Te lezen tekst ▸
· · · ·

Let op: Door meer te lenen, betaal je vaak ook een hogere rente. De bank loopt tenslotte meer risico en jij als eigenaar loopt eveneens een hoger risico. Daalt de waarde van het vastgoed bijvoorbeeld flink, dan kan de bank een ‘margin call’ afgeven. Je moet dan extra vermogen bijstorten om de LTV in de juiste verhouding te houden. Dit wil je eigenlijk proberen te voorkomen!
3. BRRR-methode
Een andere interessante constructie is de BRRR-methode, waarbij je waarde toevoegt aan het pand door te renoveren of verbouwen, om zo na afloop (bij herfinanciering) je eigen geld weer grotendeels uit het pand te kunnen halen. De uitdaging is om panden te vinden met verbouwpotentieel, zodat de taxatie na de verbouwing een aanzienlijk hogere waarde laat zien.
Aankoopprijs | € 300.000 |
Overdrachtsbelasting (10,4%) | € 31.200 |
Notariskosten | € 1.000 |
Taxatiekosten | € 750 |
Verbouwingskosten | € 80.000 |
Totale kosten | € 412.950 |
Door de verbouwing kan de taxateur de waarde in verhuurde staat na oplevering bijvoorbeeld op €450.000 inschatten. Bij een LTV van 70% kun je dan ineens €315.000 financieren.
Totale aankoopkosten incl. verbouwing | € 412.950 |
Totale hypotheek (70% van 450k) | € 315.000 (incl bouwdepot) |
Uitkering hypotheek bij passeren (70% van 270k) | € 189.000 |
Uitkering via Bouwdepot (na afronden verbouwing) | € 126.000 |
Eigen inbreng nodig | € 97.950 |
Dit betekent dat je na de verbouwing nog maar 23,72% eigen vermogen in het pand hebt zitten. Afhankelijk van de financier moet je eerste verbouwing voorschieten. Als de taxateur bevestigd dat de toegevoegde waarde uitgekomen is dan wordt het bouwdepot uitbetaald. Vaak wordt er bij de BRRR-methode gebruikgemaakt van een bridge financiering (een kortlopend overbruggingskrediet) om de periode tot de definitieve verhuurhypotheek te overbruggen.

· · · ·

[Gegevensitems]
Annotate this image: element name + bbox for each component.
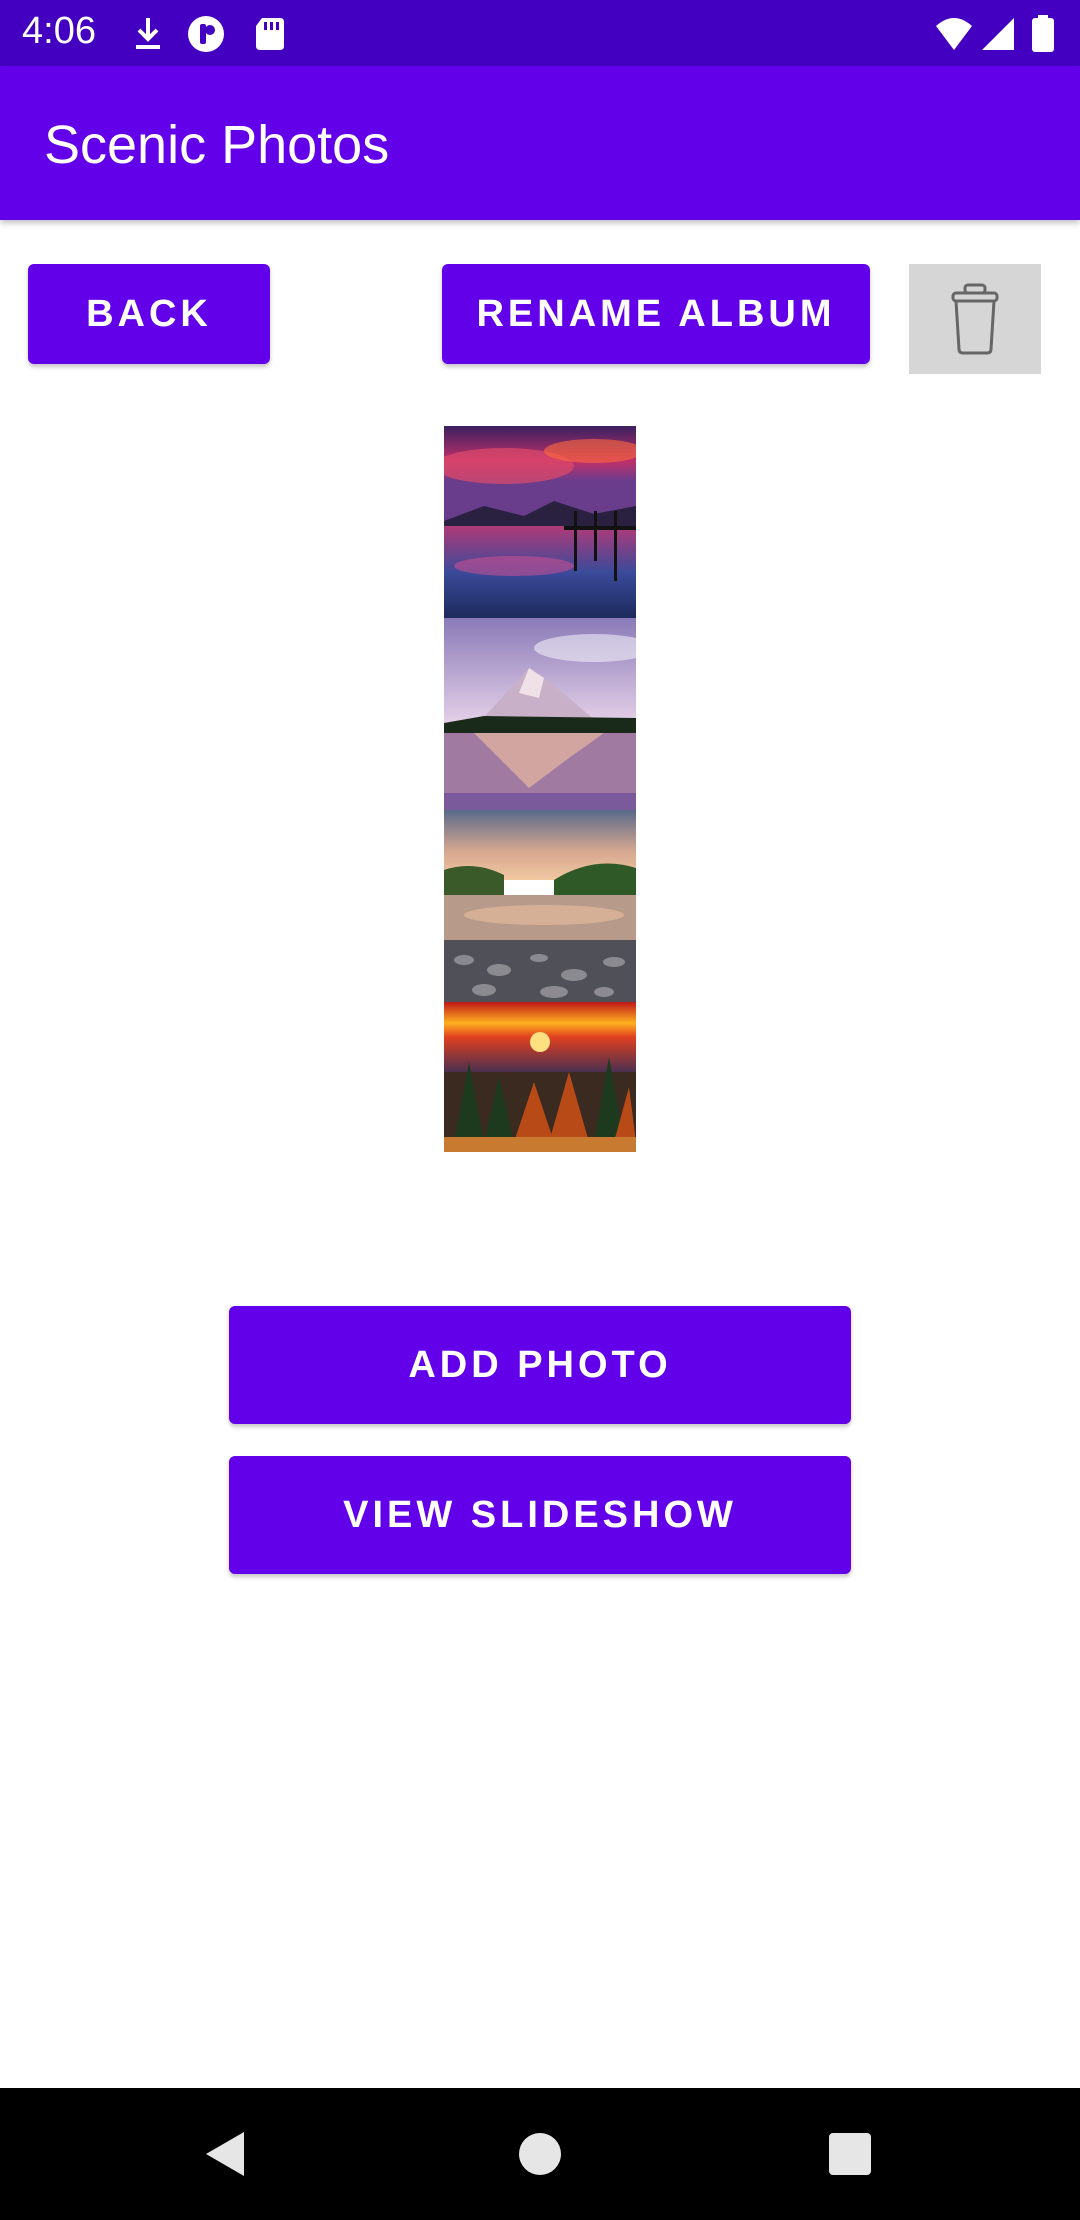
- battery-icon: [1030, 14, 1056, 54]
- add-photo-button[interactable]: ADD PHOTO: [229, 1306, 851, 1424]
- download-icon: [128, 14, 168, 54]
- page-title: Scenic Photos: [44, 115, 390, 175]
- photo-mountain-reflection[interactable]: [444, 618, 636, 810]
- signal-icon: [978, 14, 1018, 54]
- photo-river-rocks[interactable]: [444, 810, 636, 1002]
- recents-nav-icon[interactable]: [820, 2124, 880, 2184]
- wifi-icon: [934, 14, 974, 54]
- back-button[interactable]: BACK: [28, 264, 270, 364]
- rename-album-button[interactable]: RENAME ALBUM: [442, 264, 870, 364]
- status-bar: 4:06: [0, 0, 1080, 66]
- navigation-bar: [0, 2088, 1080, 2220]
- status-time: 4:06: [22, 10, 96, 52]
- view-slideshow-button[interactable]: VIEW SLIDESHOW: [229, 1456, 851, 1574]
- delete-album-button[interactable]: [909, 264, 1041, 374]
- home-nav-icon[interactable]: [510, 2124, 570, 2184]
- photo-list: [444, 426, 636, 1152]
- back-nav-icon[interactable]: [196, 2124, 256, 2184]
- sd-card-icon: [250, 14, 290, 54]
- app-bar: Scenic Photos: [0, 66, 1080, 220]
- pocket-icon: [186, 14, 226, 54]
- trash-icon: [951, 283, 999, 355]
- photo-lake-pier-sunset[interactable]: [444, 426, 636, 618]
- photo-forest-sunset[interactable]: [444, 1002, 636, 1152]
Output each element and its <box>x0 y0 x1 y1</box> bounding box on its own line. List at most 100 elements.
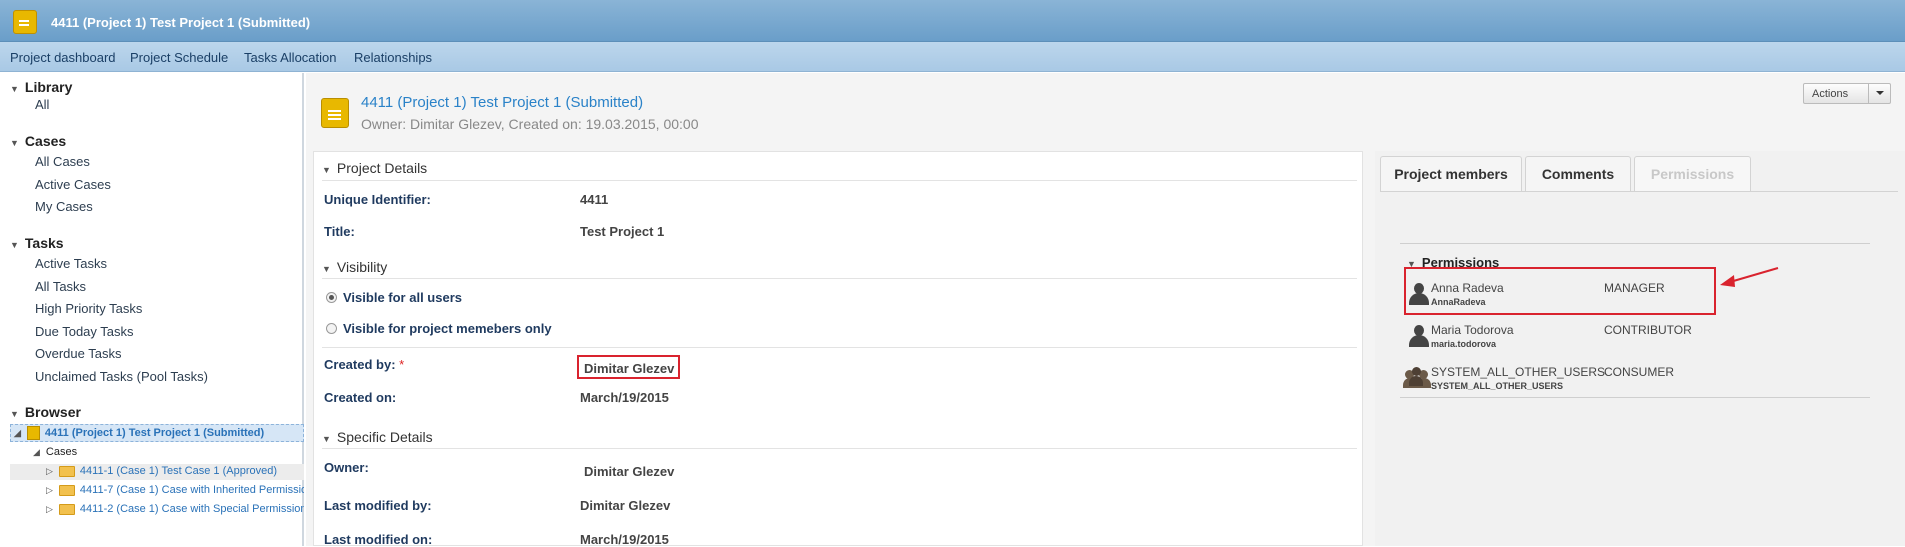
browser-title: Browser <box>24 404 81 420</box>
sidebar-item-all-cases[interactable]: All Cases <box>35 154 90 169</box>
sidebar-item-high-priority-tasks[interactable]: High Priority Tasks <box>35 301 142 316</box>
divider <box>322 180 1357 181</box>
collapse-triangle-icon[interactable]: ▼ <box>322 264 331 274</box>
tab-comments[interactable]: Comments <box>1525 156 1631 191</box>
sidebar-item-due-today-tasks[interactable]: Due Today Tasks <box>35 324 134 339</box>
browser-section[interactable]: ▼ Browser <box>10 404 81 420</box>
unique-identifier-value: 4411 <box>580 192 609 207</box>
visibility-header[interactable]: ▼ Visibility <box>322 259 387 275</box>
visibility-option-all[interactable]: Visible for all users <box>326 290 462 305</box>
created-on-value: March/19/2015 <box>580 390 669 405</box>
collapsed-triangle-icon[interactable]: ▷ <box>46 485 53 495</box>
page-title[interactable]: 4411 (Project 1) Test Project 1 (Submitt… <box>361 94 643 111</box>
specific-details-title: Specific Details <box>336 429 433 445</box>
tree-item-case-1[interactable]: ▷ 4411-1 (Case 1) Test Case 1 (Approved) <box>46 465 277 477</box>
tree-cases-label: Cases <box>45 446 78 458</box>
tree-case-label: 4411-7 (Case 1) Case with Inherited Perm… <box>79 484 304 496</box>
project-icon <box>26 426 40 440</box>
chevron-down-icon[interactable] <box>1868 84 1890 103</box>
tree-item-cases[interactable]: ◢ Cases <box>33 446 77 458</box>
permission-user-name: Maria Todorova <box>1431 323 1514 337</box>
tasks-title: Tasks <box>24 235 64 251</box>
divider <box>322 347 1357 348</box>
title-label: Title: <box>324 224 355 239</box>
permission-user-name: SYSTEM_ALL_OTHER_USERS <box>1431 365 1606 379</box>
tree-item-project[interactable]: ◢ 4411 (Project 1) Test Project 1 (Submit… <box>14 426 264 440</box>
cases-section[interactable]: ▼ Cases <box>10 133 66 149</box>
radio-unselected-icon[interactable] <box>326 323 337 334</box>
details-card: ▼ Project Details Unique Identifier: 4411… <box>313 151 1363 547</box>
divider <box>322 448 1357 449</box>
collapse-triangle-icon[interactable]: ▼ <box>322 434 331 444</box>
last-modified-by-label: Last modified by: <box>324 498 432 513</box>
collapse-triangle-icon[interactable]: ▼ <box>10 240 19 250</box>
sidebar-item-overdue-tasks[interactable]: Overdue Tasks <box>35 346 121 361</box>
actions-label: Actions <box>1812 88 1849 100</box>
title-value: Test Project 1 <box>580 224 665 239</box>
tasks-section[interactable]: ▼ Tasks <box>10 235 64 251</box>
divider <box>1400 243 1870 244</box>
visibility-option-members[interactable]: Visible for project memebers only <box>326 321 552 336</box>
unique-identifier-label: Unique Identifier: <box>324 192 431 207</box>
annotation-highlight-box <box>1404 267 1716 315</box>
visibility-option-label: Visible for project memebers only <box>343 321 552 336</box>
user-icon <box>1408 325 1429 347</box>
window-title: 4411 (Project 1) Test Project 1 (Submitt… <box>51 15 311 30</box>
tab-project-members[interactable]: Project members <box>1380 156 1522 191</box>
permission-user-login: maria.todorova <box>1431 339 1497 349</box>
last-modified-on-label: Last modified on: <box>324 532 433 547</box>
tree-project-label: 4411 (Project 1) Test Project 1 (Submitt… <box>44 426 265 439</box>
collapsed-triangle-icon[interactable]: ▷ <box>46 504 53 514</box>
sidebar-item-unclaimed-tasks[interactable]: Unclaimed Tasks (Pool Tasks) <box>35 369 208 384</box>
last-modified-on-value: March/19/2015 <box>580 532 669 547</box>
nav-project-schedule[interactable]: Project Schedule <box>130 50 228 65</box>
owner-value: Dimitar Glezev <box>584 464 675 479</box>
tab-divider <box>1380 191 1898 192</box>
collapsed-triangle-icon[interactable]: ▷ <box>46 466 53 476</box>
permission-role: CONTRIBUTOR <box>1604 323 1692 337</box>
main-content: 4411 (Project 1) Test Project 1 (Submitt… <box>306 73 1905 547</box>
page-subtitle: Owner: Dimitar Glezev, Created on: 19.03… <box>361 116 699 132</box>
collapse-triangle-icon[interactable]: ▼ <box>10 409 19 419</box>
project-details-title: Project Details <box>336 160 428 176</box>
tree-item-case-7[interactable]: ▷ 4411-7 (Case 1) Case with Inherited Per… <box>46 484 304 496</box>
specific-details-header[interactable]: ▼ Specific Details <box>322 429 433 445</box>
nav-tasks-allocation[interactable]: Tasks Allocation <box>244 50 337 65</box>
required-mark: * <box>399 357 405 372</box>
created-on-label: Created on: <box>324 390 397 405</box>
actions-button[interactable]: Actions <box>1803 83 1891 104</box>
folder-icon <box>58 465 75 477</box>
side-panel: Project members Comments Permissions ▼ Pe… <box>1375 151 1905 546</box>
collapse-triangle-icon[interactable]: ▼ <box>322 165 331 175</box>
sidebar-item-active-tasks[interactable]: Active Tasks <box>35 256 107 271</box>
divider <box>1400 397 1870 398</box>
library-title: Library <box>24 79 73 95</box>
expanded-triangle-icon[interactable]: ◢ <box>14 428 21 438</box>
sidebar-item-all[interactable]: All <box>35 97 49 112</box>
title-bar: 4411 (Project 1) Test Project 1 (Submitt… <box>0 0 1905 42</box>
project-details-header[interactable]: ▼ Project Details <box>322 160 427 176</box>
sidebar-item-active-cases[interactable]: Active Cases <box>35 177 111 192</box>
permission-user-login: SYSTEM_ALL_OTHER_USERS <box>1431 381 1564 391</box>
nav-bar: Project dashboard Project Schedule Tasks… <box>0 42 1905 72</box>
nav-project-dashboard[interactable]: Project dashboard <box>10 50 116 65</box>
created-by-label: Created by: * <box>324 357 404 372</box>
annotation-arrow-icon <box>1720 267 1779 287</box>
tree-item-case-2[interactable]: ▷ 4411-2 (Case 1) Case with Special Permi… <box>46 503 304 515</box>
project-icon <box>321 98 349 128</box>
owner-label: Owner: <box>324 460 369 475</box>
sidebar: ▼ Library All ▼ Cases All Cases Active Cas… <box>0 73 304 546</box>
nav-relationships[interactable]: Relationships <box>354 50 432 65</box>
expanded-triangle-icon[interactable]: ◢ <box>33 447 40 457</box>
sidebar-item-all-tasks[interactable]: All Tasks <box>35 279 86 294</box>
sidebar-item-my-cases[interactable]: My Cases <box>35 199 93 214</box>
tree-case-label: 4411-2 (Case 1) Case with Special Permis… <box>79 503 304 515</box>
radio-selected-icon[interactable] <box>326 292 337 303</box>
visibility-option-label: Visible for all users <box>343 290 462 305</box>
collapse-triangle-icon[interactable]: ▼ <box>10 138 19 148</box>
collapse-triangle-icon[interactable]: ▼ <box>10 84 19 94</box>
cases-title: Cases <box>24 133 67 149</box>
tab-permissions[interactable]: Permissions <box>1634 156 1751 191</box>
library-section[interactable]: ▼ Library <box>10 79 72 95</box>
created-by-label-text: Created by: <box>324 357 396 372</box>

· · · ·

Vereiste handelingen ▸
- a) Citeer uit de tekst over vastgoedfinanciering alles vanaf "Let op: Door" tot en met "waarde laat zien.".
- b) Wat kan de bank volgens de tekst over vastgoedfinanciering doen wanneer de waarde van het vastgoed flink daalt?
- c) Schrijf de tekst over vastgoedfinanciering verder, aansluitend op de laatste zin.

Resultaten opdrachten ▸
- a)
Let op: Door meer te lenen, betaal je vaak ook een hogere rente. De bank loopt tenslotte meer risico en jij als eigenaar loopt eveneens een hoger risico. Daalt de waarde van het vastgoed bijvoorbeeld flink, dan kan de bank een ‘margin call’ afgeven. Je moet dan extra vermogen bijstorten om de LTV in de juiste verhouding te houden. Dit wil je eigenlijk proberen te voorkomen!
3. BRRR-methode
Een andere interessante constructie is de BRRR-methode, waarbij je waarde toevoegt aan het pand door te renoveren of verbouwen, om zo na afloop (bij herfinanciering) je eigen geld weer grotendeels uit het pand te kunnen halen. De uitdaging is om panden te vinden met verbouwpotentieel, zodat de taxatie na de verbouwing een aanzienlijk hogere waarde laat zien.

- b) De bank kan een ‘margin call’ afgeven.

- c)
4. Uitzonderingen: 100% financieren
Er zijn uitzonderingen voor ervaren vastgoedbeleggers. Bij transformatieprojecten zijn er soms mogelijkheden om toch zonder eigen geld in vastgoed te beleggen. Indien je een track record hebt met transformatieprojecten en een nieuw project aandraagt dan zijn er beperkte mogelijkheden om via winstdeling tot 100% te financieren. Hierbij wordt een forse rente gerekend en bij verkoop wordt de helft van de winst gedeeld met de financier. Deze financieringen zijn niet toegankelijk voor beginnende vastgoedbeleggers en ontwikkelaars.
Conclusie: zonder eigen geld geen beleggingsvastgoed
Zoals je hebt kunnen lezen heb je voor het aankopen van beleggingsvastgoed altijd eigen geld nodig. Hoeveel dat precies is, hangt sterk af van je specifieke situatie. En bij vastgoed geldt: er is geen situatie hetzelfde. Als vuistregel kun je er echter vanuitgaan dat je minimaal 25% tot 40% van de aanschafwaarde (incl. kosten koper) aan eigen vermogen moet kunnen inbrengen.
Heb je hulp nodig bij het financieren van jouw beleggingsvastgoed? Neem dan gerust contact met ons op of doe meteen een gratis quickscan. We helpen je graag en kunnen verschillende scenario’s met je doorrekenen.
Succes met jouw vastgoedavontuur!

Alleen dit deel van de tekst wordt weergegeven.